→ **THE EXERCISE**
Scan the records for the string "screenshot"; copy each line where it occurs.
━━━━━━━━━━
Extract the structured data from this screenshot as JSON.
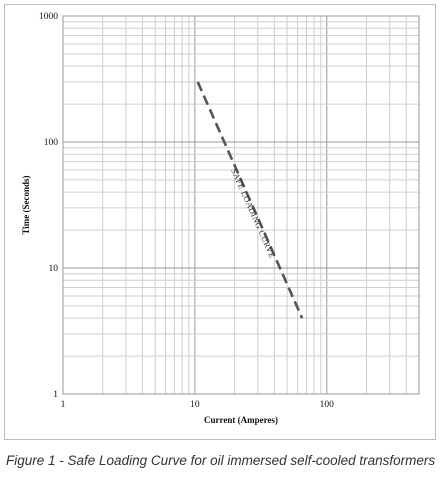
{
  "chart_data": {
    "type": "line",
    "xscale": "log",
    "yscale": "log",
    "xlim": [
      1,
      500
    ],
    "ylim": [
      1,
      1000
    ],
    "xlabel": "Current (Amperes)",
    "ylabel": "Time (Seconds)",
    "x_tick_labels": [
      "1",
      "10",
      "100"
    ],
    "y_tick_labels": [
      "1",
      "10",
      "100",
      "1000"
    ],
    "grid": true,
    "series": [
      {
        "x": [
          10.5,
          65
        ],
        "y": [
          300,
          4
        ],
        "style": "dashed",
        "color": "#555555"
      }
    ],
    "annotations": [
      "SAFE LOADING CURVE"
    ]
  },
  "caption": "Figure 1 - Safe Loading Curve for oil immersed self-cooled transformers"
}
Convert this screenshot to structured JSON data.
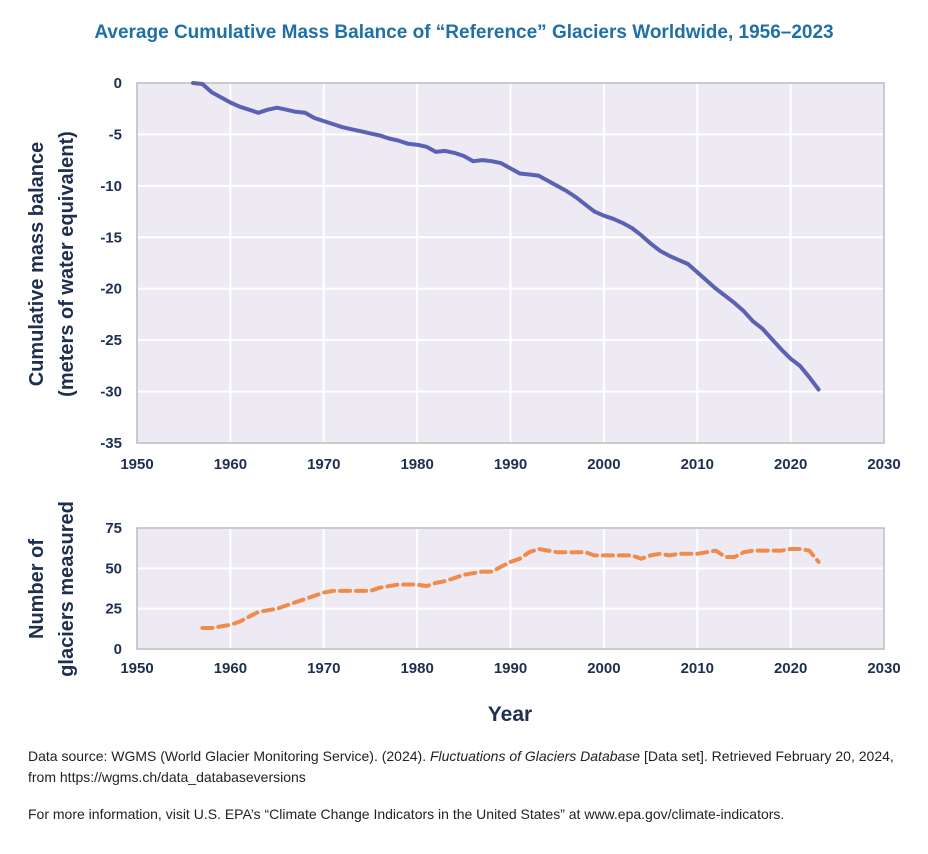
{
  "title": "Average Cumulative Mass Balance of “Reference” Glaciers Worldwide, 1956–2023",
  "colors": {
    "plot_bg": "#edeaf4",
    "grid": "#ffffff",
    "axis": "#b8b8c0",
    "mass_line": "#5b62b3",
    "count_line": "#f08b4c",
    "axis_text": "#1e2f4f",
    "title": "#1f6fa8"
  },
  "chart_data": [
    {
      "type": "line",
      "ylabel_line1": "Cumulative mass balance",
      "ylabel_line2": "(meters of water equivalent)",
      "xlim": [
        1950,
        2030
      ],
      "ylim": [
        -35,
        0
      ],
      "xticks": [
        "1950",
        "1960",
        "1970",
        "1980",
        "1990",
        "2000",
        "2010",
        "2020",
        "2030"
      ],
      "yticks": [
        "0",
        "-5",
        "-10",
        "-15",
        "-20",
        "-25",
        "-30",
        "-35"
      ],
      "grid": true,
      "style": "solid",
      "series": [
        {
          "x": [
            1956,
            1957,
            1958,
            1959,
            1960,
            1961,
            1962,
            1963,
            1964,
            1965,
            1966,
            1967,
            1968,
            1969,
            1970,
            1971,
            1972,
            1973,
            1974,
            1975,
            1976,
            1977,
            1978,
            1979,
            1980,
            1981,
            1982,
            1983,
            1984,
            1985,
            1986,
            1987,
            1988,
            1989,
            1990,
            1991,
            1992,
            1993,
            1994,
            1995,
            1996,
            1997,
            1998,
            1999,
            2000,
            2001,
            2002,
            2003,
            2004,
            2005,
            2006,
            2007,
            2008,
            2009,
            2010,
            2011,
            2012,
            2013,
            2014,
            2015,
            2016,
            2017,
            2018,
            2019,
            2020,
            2021,
            2022,
            2023
          ],
          "y": [
            0,
            -0.1,
            -0.9,
            -1.4,
            -1.9,
            -2.3,
            -2.6,
            -2.9,
            -2.6,
            -2.4,
            -2.6,
            -2.8,
            -2.9,
            -3.4,
            -3.7,
            -4.0,
            -4.3,
            -4.5,
            -4.7,
            -4.9,
            -5.1,
            -5.4,
            -5.6,
            -5.9,
            -6.0,
            -6.2,
            -6.7,
            -6.6,
            -6.8,
            -7.1,
            -7.6,
            -7.5,
            -7.6,
            -7.8,
            -8.3,
            -8.8,
            -8.9,
            -9.0,
            -9.5,
            -10.0,
            -10.5,
            -11.1,
            -11.8,
            -12.5,
            -12.9,
            -13.2,
            -13.6,
            -14.1,
            -14.8,
            -15.6,
            -16.3,
            -16.8,
            -17.2,
            -17.6,
            -18.4,
            -19.2,
            -20.0,
            -20.7,
            -21.4,
            -22.2,
            -23.2,
            -23.9,
            -24.9,
            -25.9,
            -26.8,
            -27.5,
            -28.6,
            -29.8
          ]
        }
      ]
    },
    {
      "type": "line",
      "ylabel_line1": "Number of",
      "ylabel_line2": "glaciers measured",
      "xlim": [
        1950,
        2030
      ],
      "ylim": [
        0,
        75
      ],
      "xticks": [
        "1950",
        "1960",
        "1970",
        "1980",
        "1990",
        "2000",
        "2010",
        "2020",
        "2030"
      ],
      "yticks": [
        "0",
        "25",
        "50",
        "75"
      ],
      "grid": true,
      "style": "dashed",
      "series": [
        {
          "x": [
            1957,
            1958,
            1959,
            1960,
            1961,
            1962,
            1963,
            1964,
            1965,
            1966,
            1967,
            1968,
            1969,
            1970,
            1971,
            1972,
            1973,
            1974,
            1975,
            1976,
            1977,
            1978,
            1979,
            1980,
            1981,
            1982,
            1983,
            1984,
            1985,
            1986,
            1987,
            1988,
            1989,
            1990,
            1991,
            1992,
            1993,
            1994,
            1995,
            1996,
            1997,
            1998,
            1999,
            2000,
            2001,
            2002,
            2003,
            2004,
            2005,
            2006,
            2007,
            2008,
            2009,
            2010,
            2011,
            2012,
            2013,
            2014,
            2015,
            2016,
            2017,
            2018,
            2019,
            2020,
            2021,
            2022,
            2023
          ],
          "y": [
            13,
            13,
            14,
            15,
            17,
            20,
            23,
            24,
            25,
            27,
            29,
            31,
            33,
            35,
            36,
            36,
            36,
            36,
            36,
            38,
            39,
            40,
            40,
            40,
            39,
            41,
            42,
            44,
            46,
            47,
            48,
            48,
            51,
            54,
            56,
            60,
            62,
            61,
            60,
            60,
            60,
            60,
            58,
            58,
            58,
            58,
            58,
            56,
            58,
            59,
            58,
            59,
            59,
            59,
            60,
            61,
            57,
            57,
            60,
            61,
            61,
            61,
            61,
            62,
            62,
            61,
            54
          ]
        }
      ]
    }
  ],
  "xlabel": "Year",
  "footnote": {
    "source_prefix": "Data source: WGMS (World Glacier Monitoring Service). (2024).",
    "source_italic": "Fluctuations of Glaciers Database",
    "source_suffix": "[Data set]. Retrieved February 20, 2024, from https://wgms.ch/data_databaseversions",
    "more_info": "For more information, visit U.S. EPA’s “Climate Change Indicators in the United States” at www.epa.gov/climate-indicators."
  }
}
━━━━━━━━━━
→ **OUTPUT BELOW**
Extract the structured data from this screenshot as JSON.
Convert this screenshot to structured JSON data.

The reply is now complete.